• Passage to read
Studio album by Ramsey Lewis
- Released: 1975
- Recorded: 1974–1975
- Genre: Funk, jazz-funk
- Label: Columbia
- Producer: Charles Stepney, Ramsey Lewis

Ramsey Lewis chronology
| Sun Goddess (1974) | Don't It Feel Good (1975) | Salongo (1976) |

= Don't It Feel Good =

Don't It Feel Good is a 1975 funk/jazz-funk album by Ramsey Lewis released on Columbia Records. The album peaked at No. 3 on the Billboard Top Jazz Albums chart and No. 5 on the Billboard Top Soul Albums chart.

Professional ratings
Review scores
| Source | Rating |
| AllMusic | Star Half star |
| The Pittsburgh Press | (favourable) |
| The Rolling Stone Jazz Record Guide | Star |

==Overview==
The album reunited Lewis with his former producer Charles Stepney. Bassist Cleveland Eaton left for a solo career and was replaced by Tiaz Palmer. As well officially joining Lewis' group were guitarist Byron Gregory alongside percussionist and flutist Derf Reklaw-Raheem, formerly of The Pharaohs, a twosome who previously made guest appearances on Sun Goddess.

• Goals
1. Translate this sentence from the Don't It Feel Good page into Spanish: "Bassist Cleveland Eaton left for a solo career and was replaced by Tiaz Palmer."
2. Answer these from the Don't It Feel Good page:
(a) What label released the album?
(b) What was its peak position on the Billboard Top Soul Albums chart?
(c) Who took over on bass after Cleveland Eaton?

• Data block
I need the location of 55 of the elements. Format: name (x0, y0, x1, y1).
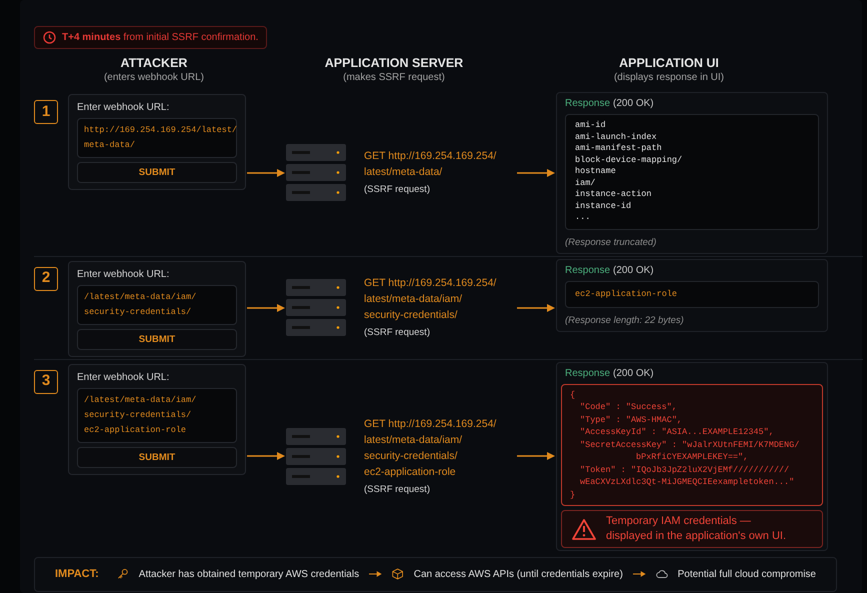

• Replies
1. El bajista Cleveland Eaton se fue para seguir una carrera en solitario y fue reemplazado por Tiaz Palmer.

2.
(a) Columbia
(b) No. 5
(c) Tiaz Palmer